→ Required work: Print the entries below in their entirety, exactly as they are written.
###
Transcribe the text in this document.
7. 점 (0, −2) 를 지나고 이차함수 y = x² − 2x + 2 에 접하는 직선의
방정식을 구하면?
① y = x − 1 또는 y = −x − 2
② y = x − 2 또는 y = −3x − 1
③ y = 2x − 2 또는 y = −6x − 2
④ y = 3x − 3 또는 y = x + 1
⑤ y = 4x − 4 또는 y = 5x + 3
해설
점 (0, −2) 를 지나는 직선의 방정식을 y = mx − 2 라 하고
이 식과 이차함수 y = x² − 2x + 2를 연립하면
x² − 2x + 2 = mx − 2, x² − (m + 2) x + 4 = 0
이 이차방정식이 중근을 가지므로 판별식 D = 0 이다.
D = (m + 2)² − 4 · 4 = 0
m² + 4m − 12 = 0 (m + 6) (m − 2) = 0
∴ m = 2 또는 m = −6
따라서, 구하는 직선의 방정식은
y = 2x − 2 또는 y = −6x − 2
###
→ Exercise result:
Transcribe the text in this document.
7. 점 (0, −2) 를 지나고 이차함수 y = x² − 2x + 2 에 접하는 직선의
방정식을 구하면?
① y = x − 1 또는 y = −x − 2
② y = x − 2 또는 y = −3x − 1
③ y = 2x − 2 또는 y = −6x − 2
④ y = 3x − 3 또는 y = x + 1
⑤ y = 4x − 4 또는 y = 5x + 3
해설
점 (0, −2) 를 지나는 직선의 방정식을 y = mx − 2 라 하고
이 식과 이차함수 y = x² − 2x + 2를 연립하면
x² − 2x + 2 = mx − 2, x² − (m + 2) x + 4 = 0
이 이차방정식이 중근을 가지므로 판별식 D = 0 이다.
D = (m + 2)² − 4 · 4 = 0
m² + 4m − 12 = 0 (m + 6) (m − 2) = 0
∴ m = 2 또는 m = −6
따라서, 구하는 직선의 방정식은
y = 2x − 2 또는 y = −6x − 2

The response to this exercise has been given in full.